-- Begin Material --

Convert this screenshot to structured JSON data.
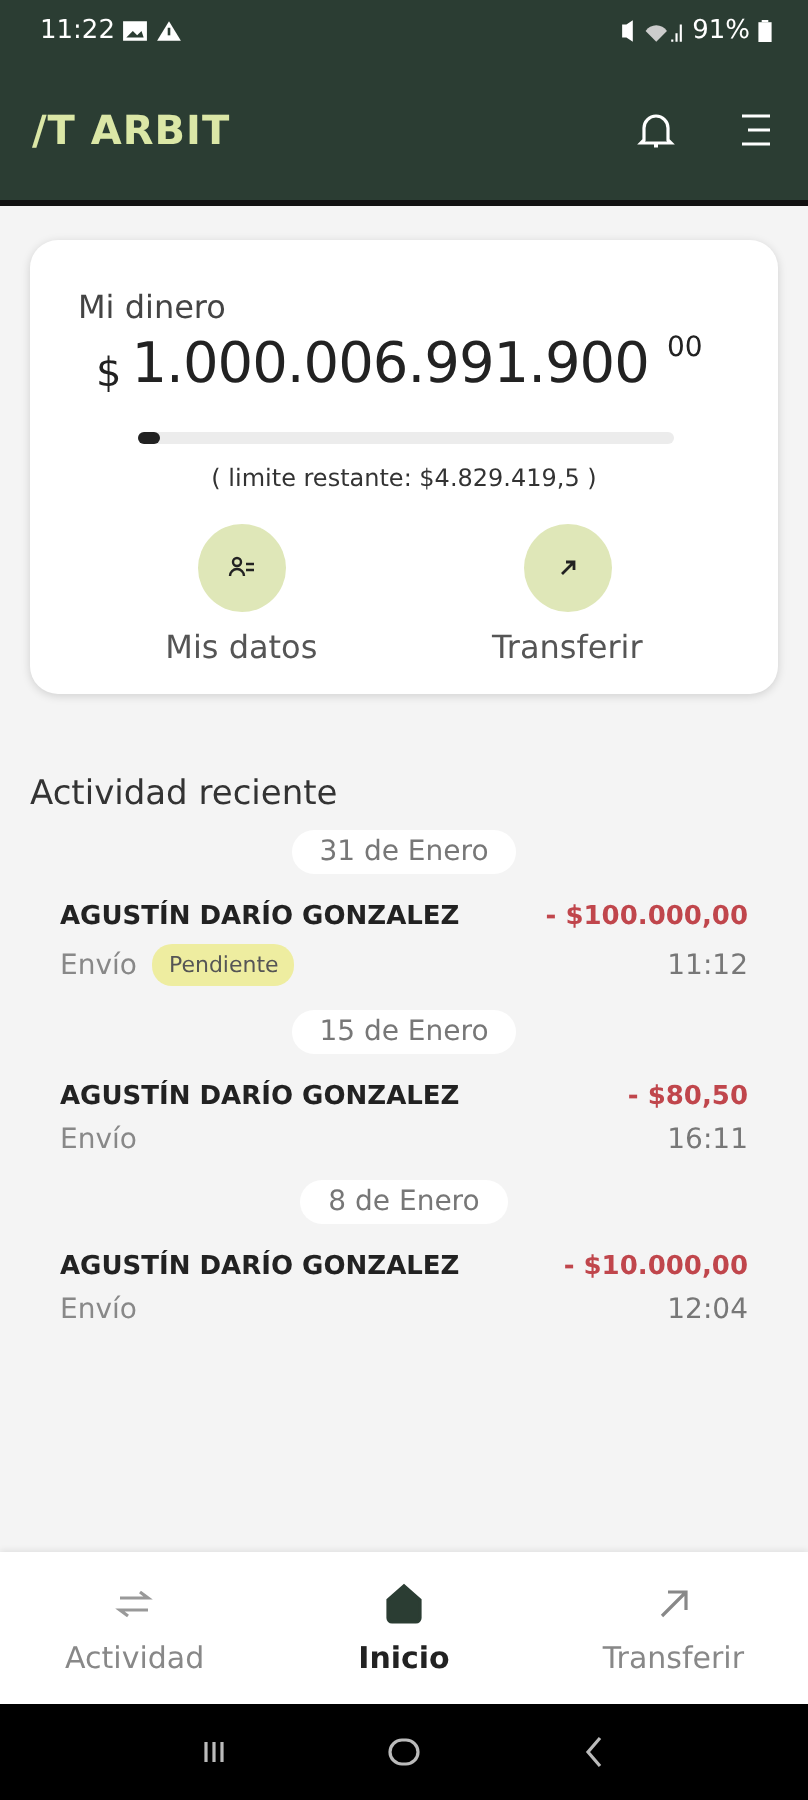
{
  "status_bar": {
    "time": "11:22",
    "battery": "91%"
  },
  "app_bar": {
    "logo": "/T ARBIT"
  },
  "balance_card": {
    "title": "Mi dinero",
    "currency": "$",
    "amount": "1.000.006.991.900",
    "cents": "00",
    "level": 0.01,
    "limit": "( limite restante: $4.829.419,5 )",
    "actions": [
      {
        "kind": "profile",
        "label": "Mis datos"
      },
      {
        "kind": "transfer",
        "label": "Transferir"
      }
    ]
  },
  "activity": {
    "title": "Actividad reciente",
    "groups": [
      {
        "date": "31 de Enero",
        "items": [
          {
            "name": "AGUSTÍN DARÍO GONZALEZ",
            "amount": "- $100.000,00",
            "type": "Envío",
            "badge": "Pendiente",
            "time": "11:12"
          }
        ]
      },
      {
        "date": "15 de Enero",
        "items": [
          {
            "name": "AGUSTÍN DARÍO GONZALEZ",
            "amount": "- $80,50",
            "type": "Envío",
            "time": "16:11"
          }
        ]
      },
      {
        "date": "8 de Enero",
        "items": [
          {
            "name": "AGUSTÍN DARÍO GONZALEZ",
            "amount": "- $10.000,00",
            "type": "Envío",
            "time": "12:04"
          }
        ]
      }
    ]
  },
  "bottom_nav": [
    {
      "kind": "activity",
      "label": "Actividad",
      "selected": false
    },
    {
      "kind": "home",
      "label": "Inicio",
      "selected": true
    },
    {
      "kind": "transfer",
      "label": "Transferir",
      "selected": false
    }
  ]
}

-- End Material --

What to work on
Each line of the data should be quoted exactly, with pictures left out.

Written answer
Convert this screenshot to structured JSON data.
{
  "status_bar": {
    "time": "11:22",
    "battery": "91%"
  },
  "app_bar": {
    "logo": "/T ARBIT"
  },
  "balance_card": {
    "title": "Mi dinero",
    "currency": "$",
    "amount": "1.000.006.991.900",
    "cents": "00",
    "level": 0.01,
    "limit": "( limite restante: $4.829.419,5 )",
    "actions": [
      {
        "kind": "profile",
        "label": "Mis datos"
      },
      {
        "kind": "transfer",
        "label": "Transferir"
      }
    ]
  },
  "activity": {
    "title": "Actividad reciente",
    "groups": [
      {
        "date": "31 de Enero",
        "items": [
          {
            "name": "AGUSTÍN DARÍO GONZALEZ",
            "amount": "- $100.000,00",
            "type": "Envío",
            "badge": "Pendiente",
            "time": "11:12"
          }
        ]
      },
      {
        "date": "15 de Enero",
        "items": [
          {
            "name": "AGUSTÍN DARÍO GONZALEZ",
            "amount": "- $80,50",
            "type": "Envío",
            "time": "16:11"
          }
        ]
      },
      {
        "date": "8 de Enero",
        "items": [
          {
            "name": "AGUSTÍN DARÍO GONZALEZ",
            "amount": "- $10.000,00",
            "type": "Envío",
            "time": "12:04"
          }
        ]
      }
    ]
  },
  "bottom_nav": [
    {
      "kind": "activity",
      "label": "Actividad",
      "selected": false
    },
    {
      "kind": "home",
      "label": "Inicio",
      "selected": true
    },
    {
      "kind": "transfer",
      "label": "Transferir",
      "selected": false
    }
  ]
}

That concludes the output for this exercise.